-- start of LISTING --

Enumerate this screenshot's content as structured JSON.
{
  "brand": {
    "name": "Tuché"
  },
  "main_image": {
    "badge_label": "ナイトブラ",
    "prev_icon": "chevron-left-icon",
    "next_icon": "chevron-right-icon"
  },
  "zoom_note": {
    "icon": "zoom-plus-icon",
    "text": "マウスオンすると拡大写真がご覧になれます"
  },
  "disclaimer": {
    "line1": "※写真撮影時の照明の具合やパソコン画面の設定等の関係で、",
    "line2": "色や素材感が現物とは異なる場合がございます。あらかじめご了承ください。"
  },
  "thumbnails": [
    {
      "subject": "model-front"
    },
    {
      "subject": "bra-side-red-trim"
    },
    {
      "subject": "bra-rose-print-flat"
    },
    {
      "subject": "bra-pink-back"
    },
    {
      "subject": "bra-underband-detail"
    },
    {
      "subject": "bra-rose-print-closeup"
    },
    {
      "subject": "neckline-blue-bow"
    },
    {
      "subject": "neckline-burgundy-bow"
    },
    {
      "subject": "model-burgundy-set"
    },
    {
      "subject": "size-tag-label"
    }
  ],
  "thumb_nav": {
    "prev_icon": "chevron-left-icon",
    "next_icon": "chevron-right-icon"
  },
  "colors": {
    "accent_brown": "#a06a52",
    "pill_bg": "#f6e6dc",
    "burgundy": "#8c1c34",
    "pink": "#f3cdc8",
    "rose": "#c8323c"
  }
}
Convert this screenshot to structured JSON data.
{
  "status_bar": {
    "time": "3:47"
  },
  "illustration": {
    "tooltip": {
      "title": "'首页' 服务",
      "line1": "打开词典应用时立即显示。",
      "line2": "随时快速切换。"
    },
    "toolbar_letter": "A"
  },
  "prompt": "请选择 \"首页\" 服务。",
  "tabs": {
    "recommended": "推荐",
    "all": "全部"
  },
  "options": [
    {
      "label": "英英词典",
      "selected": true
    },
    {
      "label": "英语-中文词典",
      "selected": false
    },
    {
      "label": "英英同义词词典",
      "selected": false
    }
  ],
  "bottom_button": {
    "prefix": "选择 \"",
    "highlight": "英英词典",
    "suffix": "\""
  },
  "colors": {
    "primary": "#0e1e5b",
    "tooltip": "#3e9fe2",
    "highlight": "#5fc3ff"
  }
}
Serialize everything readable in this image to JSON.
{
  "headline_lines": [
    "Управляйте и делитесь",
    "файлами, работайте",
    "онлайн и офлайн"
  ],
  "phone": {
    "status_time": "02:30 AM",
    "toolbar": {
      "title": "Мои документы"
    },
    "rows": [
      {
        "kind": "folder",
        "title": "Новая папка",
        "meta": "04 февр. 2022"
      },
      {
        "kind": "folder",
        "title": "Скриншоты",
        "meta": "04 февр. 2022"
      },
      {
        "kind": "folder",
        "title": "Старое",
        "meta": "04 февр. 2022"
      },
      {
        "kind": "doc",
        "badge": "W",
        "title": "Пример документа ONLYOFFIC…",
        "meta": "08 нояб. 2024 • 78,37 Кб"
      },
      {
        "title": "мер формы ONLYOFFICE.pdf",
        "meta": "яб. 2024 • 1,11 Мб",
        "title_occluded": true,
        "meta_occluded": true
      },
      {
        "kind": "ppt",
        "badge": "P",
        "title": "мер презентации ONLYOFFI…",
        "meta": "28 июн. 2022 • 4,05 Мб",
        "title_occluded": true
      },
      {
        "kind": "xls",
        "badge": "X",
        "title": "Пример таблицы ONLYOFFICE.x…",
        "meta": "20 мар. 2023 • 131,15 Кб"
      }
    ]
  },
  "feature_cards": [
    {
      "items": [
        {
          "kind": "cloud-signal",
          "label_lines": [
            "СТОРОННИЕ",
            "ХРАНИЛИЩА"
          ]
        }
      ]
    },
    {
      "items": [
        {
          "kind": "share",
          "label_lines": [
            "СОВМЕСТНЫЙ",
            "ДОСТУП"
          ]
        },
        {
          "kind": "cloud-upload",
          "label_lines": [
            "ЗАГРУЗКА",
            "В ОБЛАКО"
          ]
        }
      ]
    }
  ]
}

-- end of LISTING --

AIM OF THE EXERCISE: Quote each line of the data above exactly as written.

ANSWER TO THIS PROBLEM:
Enumerate this screenshot's content as structured JSON.
{
  "brand": {
    "name": "Tuché"
  },
  "main_image": {
    "badge_label": "ナイトブラ",
    "prev_icon": "chevron-left-icon",
    "next_icon": "chevron-right-icon"
  },
  "zoom_note": {
    "icon": "zoom-plus-icon",
    "text": "マウスオンすると拡大写真がご覧になれます"
  },
  "disclaimer": {
    "line1": "※写真撮影時の照明の具合やパソコン画面の設定等の関係で、",
    "line2": "色や素材感が現物とは異なる場合がございます。あらかじめご了承ください。"
  },
  "thumbnails": [
    {
      "subject": "model-front"
    },
    {
      "subject": "bra-side-red-trim"
    },
    {
      "subject": "bra-rose-print-flat"
    },
    {
      "subject": "bra-pink-back"
    },
    {
      "subject": "bra-underband-detail"
    },
    {
      "subject": "bra-rose-print-closeup"
    },
    {
      "subject": "neckline-blue-bow"
    },
    {
      "subject": "neckline-burgundy-bow"
    },
    {
      "subject": "model-burgundy-set"
    },
    {
      "subject": "size-tag-label"
    }
  ],
  "thumb_nav": {
    "prev_icon": "chevron-left-icon",
    "next_icon": "chevron-right-icon"
  },
  "colors": {
    "accent_brown": "#a06a52",
    "pill_bg": "#f6e6dc",
    "burgundy": "#8c1c34",
    "pink": "#f3cdc8",
    "rose": "#c8323c"
  }
}
Convert this screenshot to structured JSON data.
{
  "status_bar": {
    "time": "3:47"
  },
  "illustration": {
    "tooltip": {
      "title": "'首页' 服务",
      "line1": "打开词典应用时立即显示。",
      "line2": "随时快速切换。"
    },
    "toolbar_letter": "A"
  },
  "prompt": "请选择 \"首页\" 服务。",
  "tabs": {
    "recommended": "推荐",
    "all": "全部"
  },
  "options": [
    {
      "label": "英英词典",
      "selected": true
    },
    {
      "label": "英语-中文词典",
      "selected": false
    },
    {
      "label": "英英同义词词典",
      "selected": false
    }
  ],
  "bottom_button": {
    "prefix": "选择 \"",
    "highlight": "英英词典",
    "suffix": "\""
  },
  "colors": {
    "primary": "#0e1e5b",
    "tooltip": "#3e9fe2",
    "highlight": "#5fc3ff"
  }
}
Serialize everything readable in this image to JSON.
{
  "headline_lines": [
    "Управляйте и делитесь",
    "файлами, работайте",
    "онлайн и офлайн"
  ],
  "phone": {
    "status_time": "02:30 AM",
    "toolbar": {
      "title": "Мои документы"
    },
    "rows": [
      {
        "kind": "folder",
        "title": "Новая папка",
        "meta": "04 февр. 2022"
      },
      {
        "kind": "folder",
        "title": "Скриншоты",
        "meta": "04 февр. 2022"
      },
      {
        "kind": "folder",
        "title": "Старое",
        "meta": "04 февр. 2022"
      },
      {
        "kind": "doc",
        "badge": "W",
        "title": "Пример документа ONLYOFFIC…",
        "meta": "08 нояб. 2024 • 78,37 Кб"
      },
      {
        "title": "мер формы ONLYOFFICE.pdf",
        "meta": "яб. 2024 • 1,11 Мб",
        "title_occluded": true,
        "meta_occluded": true
      },
      {
        "kind": "ppt",
        "badge": "P",
        "title": "мер презентации ONLYOFFI…",
        "meta": "28 июн. 2022 • 4,05 Мб",
        "title_occluded": true
      },
      {
        "kind": "xls",
        "badge": "X",
        "title": "Пример таблицы ONLYOFFICE.x…",
        "meta": "20 мар. 2023 • 131,15 Кб"
      }
    ]
  },
  "feature_cards": [
    {
      "items": [
        {
          "kind": "cloud-signal",
          "label_lines": [
            "СТОРОННИЕ",
            "ХРАНИЛИЩА"
          ]
        }
      ]
    },
    {
      "items": [
        {
          "kind": "share",
          "label_lines": [
            "СОВМЕСТНЫЙ",
            "ДОСТУП"
          ]
        },
        {
          "kind": "cloud-upload",
          "label_lines": [
            "ЗАГРУЗКА",
            "В ОБЛАКО"
          ]
        }
      ]
    }
  ]
}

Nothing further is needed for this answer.